Short exercise -> Provide only the number of lines in the listing that contain the string "name".

Provided records ->

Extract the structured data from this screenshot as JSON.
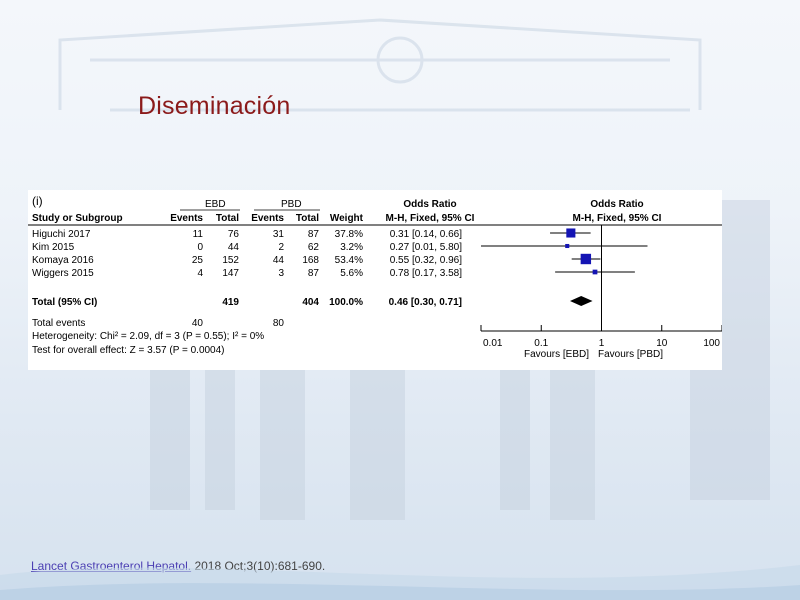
{
  "slide": {
    "title": "Diseminación",
    "reference_link": "Lancet Gastroenterol Hepatol.",
    "reference_rest": " 2018 Oct;3(10):681-690."
  },
  "chart_data": {
    "type": "forest",
    "panel_label": "(i)",
    "group1_label": "EBD",
    "group2_label": "PBD",
    "col_study": "Study or Subgroup",
    "col_events": "Events",
    "col_total": "Total",
    "col_weight": "Weight",
    "or_header": "Odds Ratio",
    "or_method": "M-H, Fixed, 95% CI",
    "studies": [
      {
        "name": "Higuchi 2017",
        "e1": "11",
        "t1": "76",
        "e2": "31",
        "t2": "87",
        "weight": "37.8%",
        "ci_text": "0.31 [0.14, 0.66]",
        "or": 0.31,
        "lo": 0.14,
        "hi": 0.66,
        "w": 37.8
      },
      {
        "name": "Kim 2015",
        "e1": "0",
        "t1": "44",
        "e2": "2",
        "t2": "62",
        "weight": "3.2%",
        "ci_text": "0.27 [0.01, 5.80]",
        "or": 0.27,
        "lo": 0.01,
        "hi": 5.8,
        "w": 3.2
      },
      {
        "name": "Komaya 2016",
        "e1": "25",
        "t1": "152",
        "e2": "44",
        "t2": "168",
        "weight": "53.4%",
        "ci_text": "0.55 [0.32, 0.96]",
        "or": 0.55,
        "lo": 0.32,
        "hi": 0.96,
        "w": 53.4
      },
      {
        "name": "Wiggers 2015",
        "e1": "4",
        "t1": "147",
        "e2": "3",
        "t2": "87",
        "weight": "5.6%",
        "ci_text": "0.78 [0.17, 3.58]",
        "or": 0.78,
        "lo": 0.17,
        "hi": 3.58,
        "w": 5.6
      }
    ],
    "total": {
      "name": "Total (95% CI)",
      "t1": "419",
      "t2": "404",
      "weight": "100.0%",
      "ci_text": "0.46 [0.30, 0.71]",
      "or": 0.46,
      "lo": 0.3,
      "hi": 0.71
    },
    "total_events": {
      "name": "Total events",
      "e1": "40",
      "e2": "80"
    },
    "heterogeneity": "Heterogeneity: Chi² = 2.09, df = 3 (P = 0.55); I² = 0%",
    "overall_effect": "Test for overall effect: Z = 3.57 (P = 0.0004)",
    "axis": {
      "scale": "log",
      "range": [
        0.01,
        100
      ],
      "ticks": [
        0.01,
        0.1,
        1,
        10,
        100
      ],
      "tick_labels": [
        "0.01",
        "0.1",
        "1",
        "10",
        "100"
      ],
      "favours_left": "Favours [EBD]",
      "favours_right": "Favours [PBD]"
    },
    "colors": {
      "marker": "#1414b4",
      "diamond": "#000000"
    }
  }
}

Output -> 6